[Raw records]
[Begin]

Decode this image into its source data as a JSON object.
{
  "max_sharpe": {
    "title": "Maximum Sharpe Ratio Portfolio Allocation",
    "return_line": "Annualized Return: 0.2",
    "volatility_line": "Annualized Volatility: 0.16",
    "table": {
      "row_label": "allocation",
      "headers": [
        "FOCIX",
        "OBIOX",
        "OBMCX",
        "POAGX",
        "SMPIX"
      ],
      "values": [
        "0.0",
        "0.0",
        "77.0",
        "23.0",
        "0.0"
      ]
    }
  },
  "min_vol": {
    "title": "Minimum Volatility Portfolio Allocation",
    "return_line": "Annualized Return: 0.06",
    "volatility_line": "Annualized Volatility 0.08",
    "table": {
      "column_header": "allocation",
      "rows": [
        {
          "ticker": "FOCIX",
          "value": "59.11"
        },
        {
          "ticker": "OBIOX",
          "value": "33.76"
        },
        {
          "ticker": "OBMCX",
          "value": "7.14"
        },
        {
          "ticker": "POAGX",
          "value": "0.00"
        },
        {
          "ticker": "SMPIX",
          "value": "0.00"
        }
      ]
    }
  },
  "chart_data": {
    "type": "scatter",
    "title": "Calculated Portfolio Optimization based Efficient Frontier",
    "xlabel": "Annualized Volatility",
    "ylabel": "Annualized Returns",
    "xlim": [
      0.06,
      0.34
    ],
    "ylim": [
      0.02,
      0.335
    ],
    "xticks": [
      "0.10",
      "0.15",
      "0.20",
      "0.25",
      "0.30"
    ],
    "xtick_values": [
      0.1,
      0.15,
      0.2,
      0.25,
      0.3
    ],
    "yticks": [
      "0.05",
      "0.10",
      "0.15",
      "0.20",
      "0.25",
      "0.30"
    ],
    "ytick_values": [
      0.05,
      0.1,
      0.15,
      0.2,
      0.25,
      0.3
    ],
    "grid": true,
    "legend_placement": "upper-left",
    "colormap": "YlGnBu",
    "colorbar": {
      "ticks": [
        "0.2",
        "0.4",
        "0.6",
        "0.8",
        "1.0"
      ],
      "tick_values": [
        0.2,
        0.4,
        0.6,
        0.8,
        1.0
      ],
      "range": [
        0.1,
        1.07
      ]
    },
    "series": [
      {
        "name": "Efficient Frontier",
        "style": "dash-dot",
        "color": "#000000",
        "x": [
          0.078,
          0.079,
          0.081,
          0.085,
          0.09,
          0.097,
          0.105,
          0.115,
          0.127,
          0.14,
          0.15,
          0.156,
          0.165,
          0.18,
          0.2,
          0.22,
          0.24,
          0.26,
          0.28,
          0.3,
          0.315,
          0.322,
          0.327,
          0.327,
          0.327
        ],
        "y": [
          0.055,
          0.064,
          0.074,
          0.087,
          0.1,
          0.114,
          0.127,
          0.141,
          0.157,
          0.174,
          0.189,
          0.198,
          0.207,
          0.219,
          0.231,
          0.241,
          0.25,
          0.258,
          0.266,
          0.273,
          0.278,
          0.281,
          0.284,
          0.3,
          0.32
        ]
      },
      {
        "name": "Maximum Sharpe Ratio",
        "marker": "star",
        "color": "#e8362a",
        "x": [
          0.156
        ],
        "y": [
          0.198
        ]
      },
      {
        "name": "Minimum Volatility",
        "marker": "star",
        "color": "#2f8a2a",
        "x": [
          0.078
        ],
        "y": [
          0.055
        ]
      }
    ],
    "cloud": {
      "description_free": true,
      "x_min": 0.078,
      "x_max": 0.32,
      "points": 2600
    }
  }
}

[End]

*PROBLEM STATEMENT*
Each record above should be restated word for word.

*WRITTEN REPLY*
Decode this image into its source data as a JSON object.
{
  "max_sharpe": {
    "title": "Maximum Sharpe Ratio Portfolio Allocation",
    "return_line": "Annualized Return: 0.2",
    "volatility_line": "Annualized Volatility: 0.16",
    "table": {
      "row_label": "allocation",
      "headers": [
        "FOCIX",
        "OBIOX",
        "OBMCX",
        "POAGX",
        "SMPIX"
      ],
      "values": [
        "0.0",
        "0.0",
        "77.0",
        "23.0",
        "0.0"
      ]
    }
  },
  "min_vol": {
    "title": "Minimum Volatility Portfolio Allocation",
    "return_line": "Annualized Return: 0.06",
    "volatility_line": "Annualized Volatility 0.08",
    "table": {
      "column_header": "allocation",
      "rows": [
        {
          "ticker": "FOCIX",
          "value": "59.11"
        },
        {
          "ticker": "OBIOX",
          "value": "33.76"
        },
        {
          "ticker": "OBMCX",
          "value": "7.14"
        },
        {
          "ticker": "POAGX",
          "value": "0.00"
        },
        {
          "ticker": "SMPIX",
          "value": "0.00"
        }
      ]
    }
  },
  "chart_data": {
    "type": "scatter",
    "title": "Calculated Portfolio Optimization based Efficient Frontier",
    "xlabel": "Annualized Volatility",
    "ylabel": "Annualized Returns",
    "xlim": [
      0.06,
      0.34
    ],
    "ylim": [
      0.02,
      0.335
    ],
    "xticks": [
      "0.10",
      "0.15",
      "0.20",
      "0.25",
      "0.30"
    ],
    "xtick_values": [
      0.1,
      0.15,
      0.2,
      0.25,
      0.3
    ],
    "yticks": [
      "0.05",
      "0.10",
      "0.15",
      "0.20",
      "0.25",
      "0.30"
    ],
    "ytick_values": [
      0.05,
      0.1,
      0.15,
      0.2,
      0.25,
      0.3
    ],
    "grid": true,
    "legend_placement": "upper-left",
    "colormap": "YlGnBu",
    "colorbar": {
      "ticks": [
        "0.2",
        "0.4",
        "0.6",
        "0.8",
        "1.0"
      ],
      "tick_values": [
        0.2,
        0.4,
        0.6,
        0.8,
        1.0
      ],
      "range": [
        0.1,
        1.07
      ]
    },
    "series": [
      {
        "name": "Efficient Frontier",
        "style": "dash-dot",
        "color": "#000000",
        "x": [
          0.078,
          0.079,
          0.081,
          0.085,
          0.09,
          0.097,
          0.105,
          0.115,
          0.127,
          0.14,
          0.15,
          0.156,
          0.165,
          0.18,
          0.2,
          0.22,
          0.24,
          0.26,
          0.28,
          0.3,
          0.315,
          0.322,
          0.327,
          0.327,
          0.327
        ],
        "y": [
          0.055,
          0.064,
          0.074,
          0.087,
          0.1,
          0.114,
          0.127,
          0.141,
          0.157,
          0.174,
          0.189,
          0.198,
          0.207,
          0.219,
          0.231,
          0.241,
          0.25,
          0.258,
          0.266,
          0.273,
          0.278,
          0.281,
          0.284,
          0.3,
          0.32
        ]
      },
      {
        "name": "Maximum Sharpe Ratio",
        "marker": "star",
        "color": "#e8362a",
        "x": [
          0.156
        ],
        "y": [
          0.198
        ]
      },
      {
        "name": "Minimum Volatility",
        "marker": "star",
        "color": "#2f8a2a",
        "x": [
          0.078
        ],
        "y": [
          0.055
        ]
      }
    ],
    "cloud": {
      "description_free": true,
      "x_min": 0.078,
      "x_max": 0.32,
      "points": 2600
    }
  }
}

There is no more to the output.